#### Directive:
All entries below need to be written out exactly, but without their pictures.

#### Entries supplied:
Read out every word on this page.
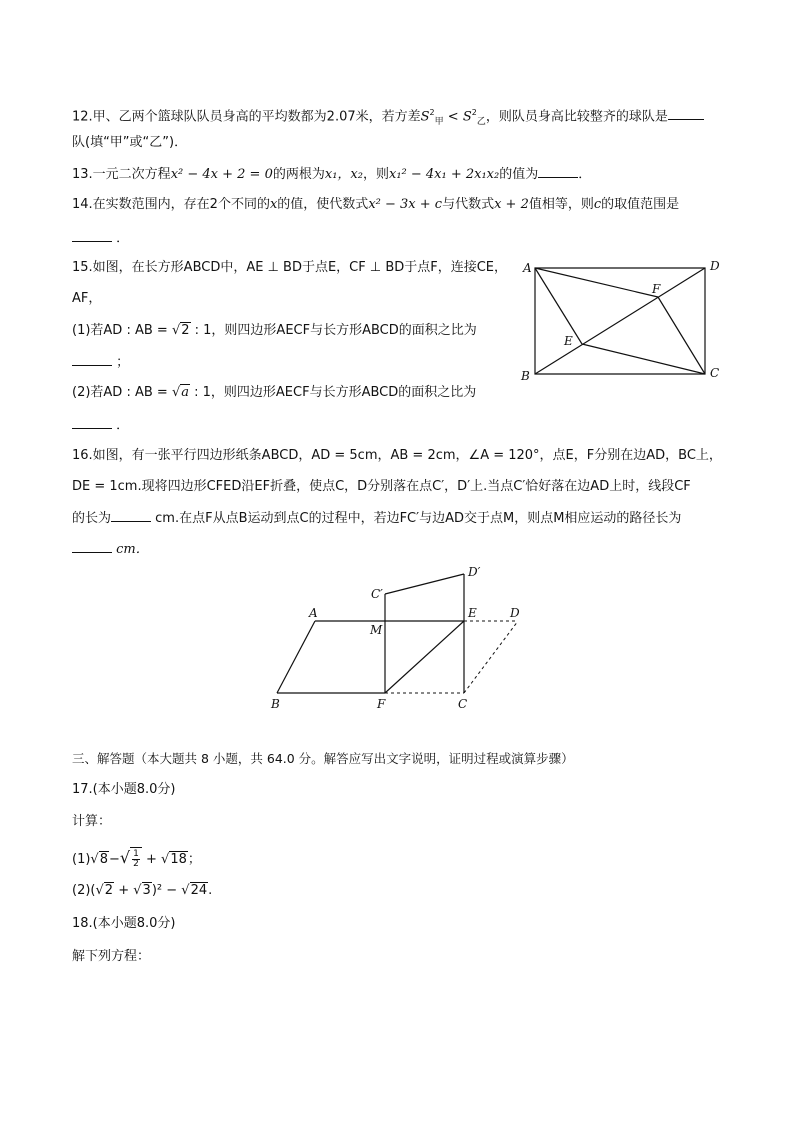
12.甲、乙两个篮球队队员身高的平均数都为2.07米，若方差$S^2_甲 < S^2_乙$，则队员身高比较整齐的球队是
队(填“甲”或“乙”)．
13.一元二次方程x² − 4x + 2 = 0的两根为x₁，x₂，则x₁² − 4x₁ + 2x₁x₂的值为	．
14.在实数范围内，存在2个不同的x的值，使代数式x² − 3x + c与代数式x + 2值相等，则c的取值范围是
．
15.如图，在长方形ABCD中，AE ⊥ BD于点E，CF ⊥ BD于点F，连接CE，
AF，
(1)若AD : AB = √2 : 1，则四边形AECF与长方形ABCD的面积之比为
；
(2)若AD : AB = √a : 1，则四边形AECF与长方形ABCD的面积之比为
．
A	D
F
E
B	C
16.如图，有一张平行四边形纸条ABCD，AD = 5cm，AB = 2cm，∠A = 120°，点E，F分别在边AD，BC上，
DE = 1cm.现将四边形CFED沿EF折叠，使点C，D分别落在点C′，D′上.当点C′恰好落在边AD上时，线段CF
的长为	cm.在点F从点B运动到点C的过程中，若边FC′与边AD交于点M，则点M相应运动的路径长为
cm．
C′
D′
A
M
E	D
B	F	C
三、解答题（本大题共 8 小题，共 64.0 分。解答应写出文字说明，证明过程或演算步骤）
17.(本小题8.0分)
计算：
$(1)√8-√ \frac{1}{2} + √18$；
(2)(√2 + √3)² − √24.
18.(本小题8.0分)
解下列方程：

#### Final result:
Read out every word on this page.
12.甲、乙两个篮球队队员身高的平均数都为2.07米，若方差$S^2_甲 < S^2_乙$，则队员身高比较整齐的球队是
队(填“甲”或“乙”)．
13.一元二次方程x² − 4x + 2 = 0的两根为x₁，x₂，则x₁² − 4x₁ + 2x₁x₂的值为	．
14.在实数范围内，存在2个不同的x的值，使代数式x² − 3x + c与代数式x + 2值相等，则c的取值范围是
．
15.如图，在长方形ABCD中，AE ⊥ BD于点E，CF ⊥ BD于点F，连接CE，
AF，
(1)若AD : AB = √2 : 1，则四边形AECF与长方形ABCD的面积之比为
；
(2)若AD : AB = √a : 1，则四边形AECF与长方形ABCD的面积之比为
．
A	D
F
E
B	C
16.如图，有一张平行四边形纸条ABCD，AD = 5cm，AB = 2cm，∠A = 120°，点E，F分别在边AD，BC上，
DE = 1cm.现将四边形CFED沿EF折叠，使点C，D分别落在点C′，D′上.当点C′恰好落在边AD上时，线段CF
的长为	cm.在点F从点B运动到点C的过程中，若边FC′与边AD交于点M，则点M相应运动的路径长为
cm．
C′
D′
A
M
E	D
B	F	C
三、解答题（本大题共 8 小题，共 64.0 分。解答应写出文字说明，证明过程或演算步骤）
17.(本小题8.0分)
计算：
$(1)√8-√ \frac{1}{2} + √18$；
(2)(√2 + √3)² − √24.
18.(本小题8.0分)
解下列方程：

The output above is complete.